Print the full set of records below, character for character and picture-free.

[Records contained in a dataset]
=====
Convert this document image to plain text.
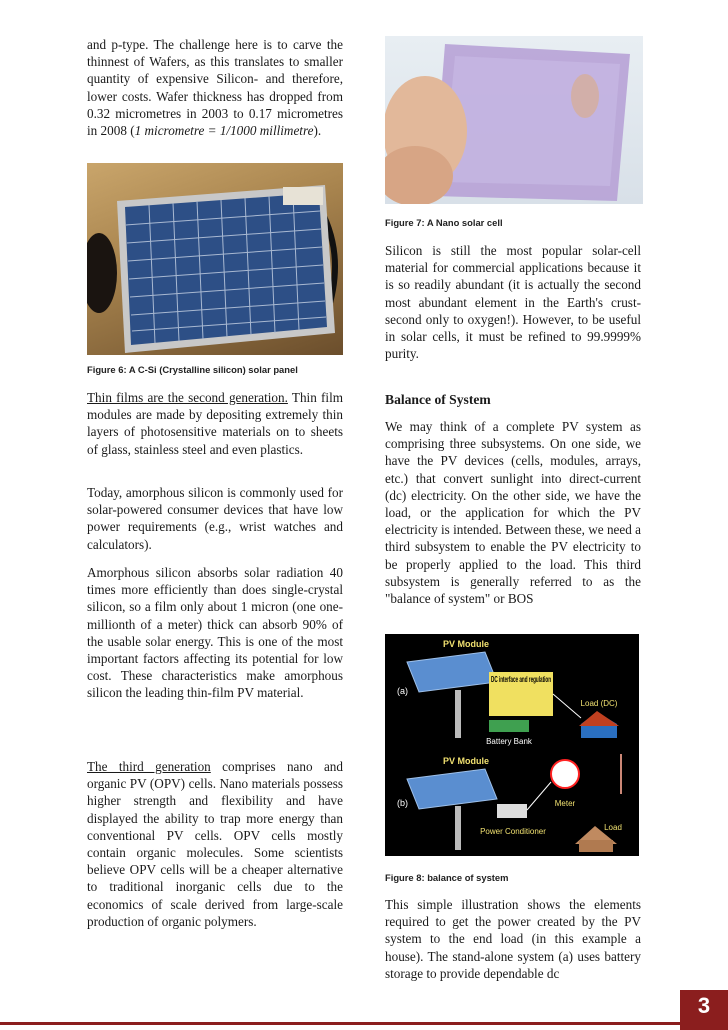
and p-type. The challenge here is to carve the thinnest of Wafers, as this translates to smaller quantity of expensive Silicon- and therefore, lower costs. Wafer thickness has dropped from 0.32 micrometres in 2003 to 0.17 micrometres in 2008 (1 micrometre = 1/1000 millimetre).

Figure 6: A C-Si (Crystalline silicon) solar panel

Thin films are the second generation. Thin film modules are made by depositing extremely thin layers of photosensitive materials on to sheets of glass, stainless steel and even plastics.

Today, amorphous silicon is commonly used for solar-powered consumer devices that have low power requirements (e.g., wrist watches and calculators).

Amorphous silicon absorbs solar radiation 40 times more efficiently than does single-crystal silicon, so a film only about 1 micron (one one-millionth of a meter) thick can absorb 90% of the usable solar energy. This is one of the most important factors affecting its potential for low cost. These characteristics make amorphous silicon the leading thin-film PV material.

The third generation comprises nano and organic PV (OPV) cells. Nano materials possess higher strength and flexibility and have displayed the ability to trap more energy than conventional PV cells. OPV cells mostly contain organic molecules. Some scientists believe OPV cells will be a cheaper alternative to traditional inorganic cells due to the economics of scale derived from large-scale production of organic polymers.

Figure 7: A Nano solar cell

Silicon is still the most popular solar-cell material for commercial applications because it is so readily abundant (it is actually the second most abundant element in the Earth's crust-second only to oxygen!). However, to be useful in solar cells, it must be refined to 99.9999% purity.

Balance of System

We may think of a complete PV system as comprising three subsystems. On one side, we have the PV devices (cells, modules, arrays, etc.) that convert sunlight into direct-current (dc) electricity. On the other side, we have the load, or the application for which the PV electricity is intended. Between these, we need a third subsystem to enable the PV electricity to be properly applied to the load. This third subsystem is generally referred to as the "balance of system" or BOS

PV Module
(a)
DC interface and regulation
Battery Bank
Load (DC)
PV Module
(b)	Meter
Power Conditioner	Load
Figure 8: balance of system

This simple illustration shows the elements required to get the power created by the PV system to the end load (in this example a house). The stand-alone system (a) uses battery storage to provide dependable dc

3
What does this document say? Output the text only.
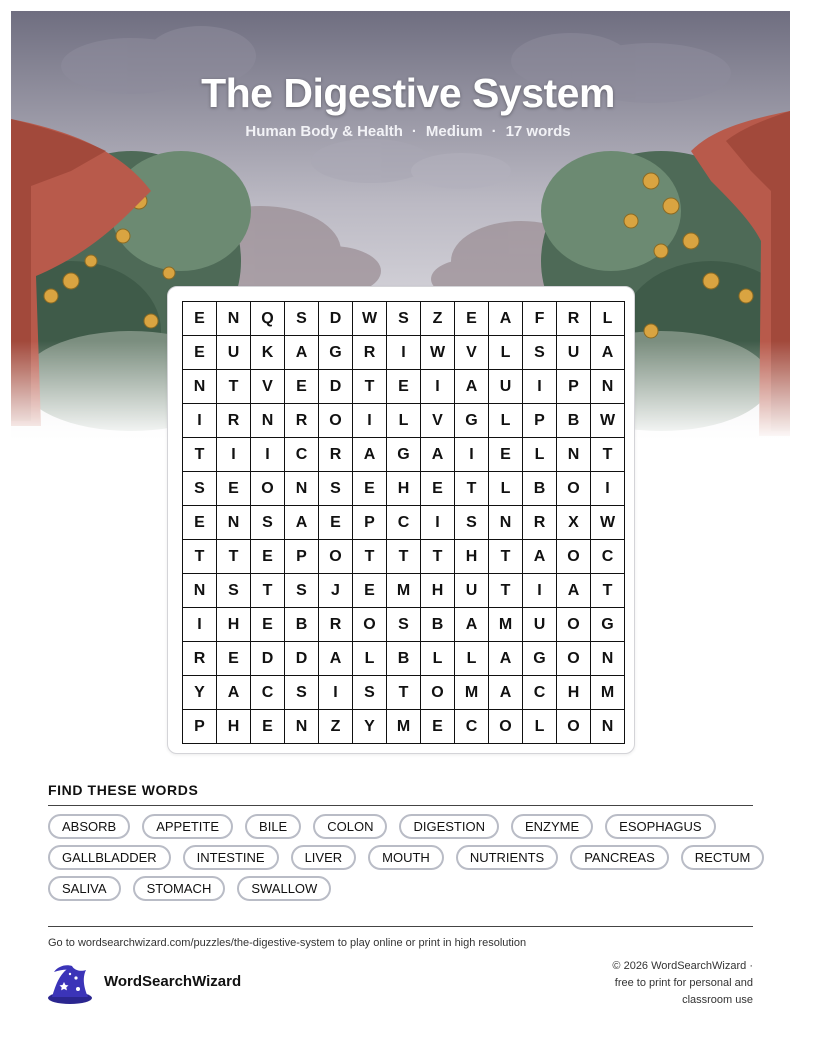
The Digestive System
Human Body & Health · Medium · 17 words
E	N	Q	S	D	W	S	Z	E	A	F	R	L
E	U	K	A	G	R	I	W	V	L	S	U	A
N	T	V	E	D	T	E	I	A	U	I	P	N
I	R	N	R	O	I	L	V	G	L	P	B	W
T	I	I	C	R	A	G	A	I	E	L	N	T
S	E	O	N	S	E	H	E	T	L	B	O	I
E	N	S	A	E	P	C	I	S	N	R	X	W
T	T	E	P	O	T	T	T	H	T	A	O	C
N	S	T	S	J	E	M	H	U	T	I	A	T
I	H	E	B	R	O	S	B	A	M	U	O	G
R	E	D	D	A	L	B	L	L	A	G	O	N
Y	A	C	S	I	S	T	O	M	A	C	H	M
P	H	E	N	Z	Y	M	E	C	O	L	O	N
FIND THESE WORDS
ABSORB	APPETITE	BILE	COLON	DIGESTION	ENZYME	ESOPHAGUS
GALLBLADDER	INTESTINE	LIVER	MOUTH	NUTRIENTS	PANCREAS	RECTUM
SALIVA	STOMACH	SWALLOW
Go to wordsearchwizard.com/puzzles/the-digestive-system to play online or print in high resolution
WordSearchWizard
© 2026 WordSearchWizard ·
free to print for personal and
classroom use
=====
Task solution:
Convert this document image to plain text.
and p-type. The challenge here is to carve the thinnest of Wafers, as this translates to smaller quantity of expensive Silicon- and therefore, lower costs. Wafer thickness has dropped from 0.32 micrometres in 2003 to 0.17 micrometres in 2008 (1 micrometre = 1/1000 millimetre).

Figure 6: A C-Si (Crystalline silicon) solar panel

Thin films are the second generation. Thin film modules are made by depositing extremely thin layers of photosensitive materials on to sheets of glass, stainless steel and even plastics.

Today, amorphous silicon is commonly used for solar-powered consumer devices that have low power requirements (e.g., wrist watches and calculators).

Amorphous silicon absorbs solar radiation 40 times more efficiently than does single-crystal silicon, so a film only about 1 micron (one one-millionth of a meter) thick can absorb 90% of the usable solar energy. This is one of the most important factors affecting its potential for low cost. These characteristics make amorphous silicon the leading thin-film PV material.

The third generation comprises nano and organic PV (OPV) cells. Nano materials possess higher strength and flexibility and have displayed the ability to trap more energy than conventional PV cells. OPV cells mostly contain organic molecules. Some scientists believe OPV cells will be a cheaper alternative to traditional inorganic cells due to the economics of scale derived from large-scale production of organic polymers.

Figure 7: A Nano solar cell

Silicon is still the most popular solar-cell material for commercial applications because it is so readily abundant (it is actually the second most abundant element in the Earth's crust-second only to oxygen!). However, to be useful in solar cells, it must be refined to 99.9999% purity.

Balance of System

We may think of a complete PV system as comprising three subsystems. On one side, we have the PV devices (cells, modules, arrays, etc.) that convert sunlight into direct-current (dc) electricity. On the other side, we have the load, or the application for which the PV electricity is intended. Between these, we need a third subsystem to enable the PV electricity to be properly applied to the load. This third subsystem is generally referred to as the "balance of system" or BOS

PV Module
(a)
DC interface and regulation
Battery Bank
Load (DC)
PV Module
(b)	Meter
Power Conditioner	Load
Figure 8: balance of system

This simple illustration shows the elements required to get the power created by the PV system to the end load (in this example a house). The stand-alone system (a) uses battery storage to provide dependable dc

3
What does this document say? Output the text only.
The Digestive System
Human Body & Health · Medium · 17 words
E	N	Q	S	D	W	S	Z	E	A	F	R	L
E	U	K	A	G	R	I	W	V	L	S	U	A
N	T	V	E	D	T	E	I	A	U	I	P	N
I	R	N	R	O	I	L	V	G	L	P	B	W
T	I	I	C	R	A	G	A	I	E	L	N	T
S	E	O	N	S	E	H	E	T	L	B	O	I
E	N	S	A	E	P	C	I	S	N	R	X	W
T	T	E	P	O	T	T	T	H	T	A	O	C
N	S	T	S	J	E	M	H	U	T	I	A	T
I	H	E	B	R	O	S	B	A	M	U	O	G
R	E	D	D	A	L	B	L	L	A	G	O	N
Y	A	C	S	I	S	T	O	M	A	C	H	M
P	H	E	N	Z	Y	M	E	C	O	L	O	N
FIND THESE WORDS
ABSORB	APPETITE	BILE	COLON	DIGESTION	ENZYME	ESOPHAGUS
GALLBLADDER	INTESTINE	LIVER	MOUTH	NUTRIENTS	PANCREAS	RECTUM
SALIVA	STOMACH	SWALLOW
Go to wordsearchwizard.com/puzzles/the-digestive-system to play online or print in high resolution
WordSearchWizard
© 2026 WordSearchWizard ·
free to print for personal and
classroom use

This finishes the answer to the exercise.